[Data excerpts]
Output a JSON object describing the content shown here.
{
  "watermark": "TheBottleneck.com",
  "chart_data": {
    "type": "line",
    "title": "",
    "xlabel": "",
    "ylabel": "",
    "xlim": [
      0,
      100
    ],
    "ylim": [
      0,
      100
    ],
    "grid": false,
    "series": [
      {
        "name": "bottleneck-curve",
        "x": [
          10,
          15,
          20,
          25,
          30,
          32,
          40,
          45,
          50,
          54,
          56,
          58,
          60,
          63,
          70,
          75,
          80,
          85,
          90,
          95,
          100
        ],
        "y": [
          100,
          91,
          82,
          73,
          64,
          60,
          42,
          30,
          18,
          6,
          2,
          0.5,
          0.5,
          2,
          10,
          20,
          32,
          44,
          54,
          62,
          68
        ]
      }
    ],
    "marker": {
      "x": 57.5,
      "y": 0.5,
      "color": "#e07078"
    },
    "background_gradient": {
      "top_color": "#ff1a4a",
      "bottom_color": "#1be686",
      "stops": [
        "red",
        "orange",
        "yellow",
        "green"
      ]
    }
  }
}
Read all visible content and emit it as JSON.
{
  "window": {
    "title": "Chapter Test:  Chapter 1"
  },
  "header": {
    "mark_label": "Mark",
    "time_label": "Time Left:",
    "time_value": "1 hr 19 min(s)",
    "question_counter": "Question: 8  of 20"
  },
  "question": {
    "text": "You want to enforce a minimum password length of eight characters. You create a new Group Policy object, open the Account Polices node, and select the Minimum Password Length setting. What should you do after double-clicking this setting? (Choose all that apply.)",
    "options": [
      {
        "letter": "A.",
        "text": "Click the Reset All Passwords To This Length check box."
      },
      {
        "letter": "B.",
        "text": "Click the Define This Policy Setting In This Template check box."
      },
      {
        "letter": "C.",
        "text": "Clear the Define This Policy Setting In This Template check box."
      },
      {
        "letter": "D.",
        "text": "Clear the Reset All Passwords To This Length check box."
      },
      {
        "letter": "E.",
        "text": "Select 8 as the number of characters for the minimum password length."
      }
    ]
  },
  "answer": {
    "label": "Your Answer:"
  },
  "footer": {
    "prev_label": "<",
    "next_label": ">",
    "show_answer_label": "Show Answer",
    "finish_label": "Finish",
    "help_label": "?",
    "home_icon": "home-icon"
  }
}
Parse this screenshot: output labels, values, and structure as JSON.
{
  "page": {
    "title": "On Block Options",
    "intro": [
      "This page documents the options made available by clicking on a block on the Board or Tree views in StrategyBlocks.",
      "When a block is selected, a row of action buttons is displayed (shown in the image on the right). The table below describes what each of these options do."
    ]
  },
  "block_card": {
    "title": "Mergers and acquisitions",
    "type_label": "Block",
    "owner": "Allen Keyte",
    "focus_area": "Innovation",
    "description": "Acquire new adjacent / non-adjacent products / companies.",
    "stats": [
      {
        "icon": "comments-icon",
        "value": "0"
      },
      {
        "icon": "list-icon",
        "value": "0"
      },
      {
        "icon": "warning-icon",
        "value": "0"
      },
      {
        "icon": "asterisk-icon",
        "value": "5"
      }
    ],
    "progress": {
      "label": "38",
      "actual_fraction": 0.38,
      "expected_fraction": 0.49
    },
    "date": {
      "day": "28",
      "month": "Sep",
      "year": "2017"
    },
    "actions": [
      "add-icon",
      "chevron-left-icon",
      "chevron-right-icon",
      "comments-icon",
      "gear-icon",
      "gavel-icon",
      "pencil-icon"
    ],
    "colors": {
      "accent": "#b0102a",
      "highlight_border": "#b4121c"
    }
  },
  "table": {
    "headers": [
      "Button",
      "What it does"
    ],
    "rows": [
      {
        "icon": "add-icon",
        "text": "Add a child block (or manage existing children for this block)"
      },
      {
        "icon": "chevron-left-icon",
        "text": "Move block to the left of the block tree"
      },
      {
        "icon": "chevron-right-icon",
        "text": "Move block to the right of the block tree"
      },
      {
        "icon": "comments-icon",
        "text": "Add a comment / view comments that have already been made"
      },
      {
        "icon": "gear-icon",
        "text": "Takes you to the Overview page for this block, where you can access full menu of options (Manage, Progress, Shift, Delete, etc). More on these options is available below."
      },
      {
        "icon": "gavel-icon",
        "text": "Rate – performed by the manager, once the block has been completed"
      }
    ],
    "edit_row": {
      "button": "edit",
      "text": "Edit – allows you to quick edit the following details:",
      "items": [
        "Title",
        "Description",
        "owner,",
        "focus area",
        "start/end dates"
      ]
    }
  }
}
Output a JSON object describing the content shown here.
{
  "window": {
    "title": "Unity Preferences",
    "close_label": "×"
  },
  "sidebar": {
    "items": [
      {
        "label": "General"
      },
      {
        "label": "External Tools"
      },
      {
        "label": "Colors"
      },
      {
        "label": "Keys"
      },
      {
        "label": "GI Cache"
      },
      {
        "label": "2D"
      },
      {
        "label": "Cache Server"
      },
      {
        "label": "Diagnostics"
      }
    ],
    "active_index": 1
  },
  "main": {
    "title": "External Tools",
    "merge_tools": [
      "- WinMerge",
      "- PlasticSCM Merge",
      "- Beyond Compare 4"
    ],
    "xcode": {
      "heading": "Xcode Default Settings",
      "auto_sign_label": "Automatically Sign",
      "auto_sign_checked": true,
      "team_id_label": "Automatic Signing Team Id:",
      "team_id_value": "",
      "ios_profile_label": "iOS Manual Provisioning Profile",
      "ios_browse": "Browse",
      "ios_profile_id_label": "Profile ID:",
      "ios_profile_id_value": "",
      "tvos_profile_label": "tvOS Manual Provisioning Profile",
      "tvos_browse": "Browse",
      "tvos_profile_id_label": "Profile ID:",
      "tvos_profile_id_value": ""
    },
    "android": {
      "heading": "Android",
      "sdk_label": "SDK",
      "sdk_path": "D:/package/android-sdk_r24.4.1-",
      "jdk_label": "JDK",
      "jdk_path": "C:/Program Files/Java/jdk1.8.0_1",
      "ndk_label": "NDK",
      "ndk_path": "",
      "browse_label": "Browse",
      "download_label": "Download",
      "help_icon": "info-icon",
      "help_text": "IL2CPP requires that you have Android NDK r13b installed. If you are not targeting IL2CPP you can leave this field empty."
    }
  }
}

» The exercise: Write out every record verbatim.

» Exercise output:
Output a JSON object describing the content shown here.
{
  "watermark": "TheBottleneck.com",
  "chart_data": {
    "type": "line",
    "title": "",
    "xlabel": "",
    "ylabel": "",
    "xlim": [
      0,
      100
    ],
    "ylim": [
      0,
      100
    ],
    "grid": false,
    "series": [
      {
        "name": "bottleneck-curve",
        "x": [
          10,
          15,
          20,
          25,
          30,
          32,
          40,
          45,
          50,
          54,
          56,
          58,
          60,
          63,
          70,
          75,
          80,
          85,
          90,
          95,
          100
        ],
        "y": [
          100,
          91,
          82,
          73,
          64,
          60,
          42,
          30,
          18,
          6,
          2,
          0.5,
          0.5,
          2,
          10,
          20,
          32,
          44,
          54,
          62,
          68
        ]
      }
    ],
    "marker": {
      "x": 57.5,
      "y": 0.5,
      "color": "#e07078"
    },
    "background_gradient": {
      "top_color": "#ff1a4a",
      "bottom_color": "#1be686",
      "stops": [
        "red",
        "orange",
        "yellow",
        "green"
      ]
    }
  }
}
Read all visible content and emit it as JSON.
{
  "window": {
    "title": "Chapter Test:  Chapter 1"
  },
  "header": {
    "mark_label": "Mark",
    "time_label": "Time Left:",
    "time_value": "1 hr 19 min(s)",
    "question_counter": "Question: 8  of 20"
  },
  "question": {
    "text": "You want to enforce a minimum password length of eight characters. You create a new Group Policy object, open the Account Polices node, and select the Minimum Password Length setting. What should you do after double-clicking this setting? (Choose all that apply.)",
    "options": [
      {
        "letter": "A.",
        "text": "Click the Reset All Passwords To This Length check box."
      },
      {
        "letter": "B.",
        "text": "Click the Define This Policy Setting In This Template check box."
      },
      {
        "letter": "C.",
        "text": "Clear the Define This Policy Setting In This Template check box."
      },
      {
        "letter": "D.",
        "text": "Clear the Reset All Passwords To This Length check box."
      },
      {
        "letter": "E.",
        "text": "Select 8 as the number of characters for the minimum password length."
      }
    ]
  },
  "answer": {
    "label": "Your Answer:"
  },
  "footer": {
    "prev_label": "<",
    "next_label": ">",
    "show_answer_label": "Show Answer",
    "finish_label": "Finish",
    "help_label": "?",
    "home_icon": "home-icon"
  }
}
Parse this screenshot: output labels, values, and structure as JSON.
{
  "page": {
    "title": "On Block Options",
    "intro": [
      "This page documents the options made available by clicking on a block on the Board or Tree views in StrategyBlocks.",
      "When a block is selected, a row of action buttons is displayed (shown in the image on the right). The table below describes what each of these options do."
    ]
  },
  "block_card": {
    "title": "Mergers and acquisitions",
    "type_label": "Block",
    "owner": "Allen Keyte",
    "focus_area": "Innovation",
    "description": "Acquire new adjacent / non-adjacent products / companies.",
    "stats": [
      {
        "icon": "comments-icon",
        "value": "0"
      },
      {
        "icon": "list-icon",
        "value": "0"
      },
      {
        "icon": "warning-icon",
        "value": "0"
      },
      {
        "icon": "asterisk-icon",
        "value": "5"
      }
    ],
    "progress": {
      "label": "38",
      "actual_fraction": 0.38,
      "expected_fraction": 0.49
    },
    "date": {
      "day": "28",
      "month": "Sep",
      "year": "2017"
    },
    "actions": [
      "add-icon",
      "chevron-left-icon",
      "chevron-right-icon",
      "comments-icon",
      "gear-icon",
      "gavel-icon",
      "pencil-icon"
    ],
    "colors": {
      "accent": "#b0102a",
      "highlight_border": "#b4121c"
    }
  },
  "table": {
    "headers": [
      "Button",
      "What it does"
    ],
    "rows": [
      {
        "icon": "add-icon",
        "text": "Add a child block (or manage existing children for this block)"
      },
      {
        "icon": "chevron-left-icon",
        "text": "Move block to the left of the block tree"
      },
      {
        "icon": "chevron-right-icon",
        "text": "Move block to the right of the block tree"
      },
      {
        "icon": "comments-icon",
        "text": "Add a comment / view comments that have already been made"
      },
      {
        "icon": "gear-icon",
        "text": "Takes you to the Overview page for this block, where you can access full menu of options (Manage, Progress, Shift, Delete, etc). More on these options is available below."
      },
      {
        "icon": "gavel-icon",
        "text": "Rate – performed by the manager, once the block has been completed"
      }
    ],
    "edit_row": {
      "button": "edit",
      "text": "Edit – allows you to quick edit the following details:",
      "items": [
        "Title",
        "Description",
        "owner,",
        "focus area",
        "start/end dates"
      ]
    }
  }
}
Output a JSON object describing the content shown here.
{
  "window": {
    "title": "Unity Preferences",
    "close_label": "×"
  },
  "sidebar": {
    "items": [
      {
        "label": "General"
      },
      {
        "label": "External Tools"
      },
      {
        "label": "Colors"
      },
      {
        "label": "Keys"
      },
      {
        "label": "GI Cache"
      },
      {
        "label": "2D"
      },
      {
        "label": "Cache Server"
      },
      {
        "label": "Diagnostics"
      }
    ],
    "active_index": 1
  },
  "main": {
    "title": "External Tools",
    "merge_tools": [
      "- WinMerge",
      "- PlasticSCM Merge",
      "- Beyond Compare 4"
    ],
    "xcode": {
      "heading": "Xcode Default Settings",
      "auto_sign_label": "Automatically Sign",
      "auto_sign_checked": true,
      "team_id_label": "Automatic Signing Team Id:",
      "team_id_value": "",
      "ios_profile_label": "iOS Manual Provisioning Profile",
      "ios_browse": "Browse",
      "ios_profile_id_label": "Profile ID:",
      "ios_profile_id_value": "",
      "tvos_profile_label": "tvOS Manual Provisioning Profile",
      "tvos_browse": "Browse",
      "tvos_profile_id_label": "Profile ID:",
      "tvos_profile_id_value": ""
    },
    "android": {
      "heading": "Android",
      "sdk_label": "SDK",
      "sdk_path": "D:/package/android-sdk_r24.4.1-",
      "jdk_label": "JDK",
      "jdk_path": "C:/Program Files/Java/jdk1.8.0_1",
      "ndk_label": "NDK",
      "ndk_path": "",
      "browse_label": "Browse",
      "download_label": "Download",
      "help_icon": "info-icon",
      "help_text": "IL2CPP requires that you have Android NDK r13b installed. If you are not targeting IL2CPP you can leave this field empty."
    }
  }
}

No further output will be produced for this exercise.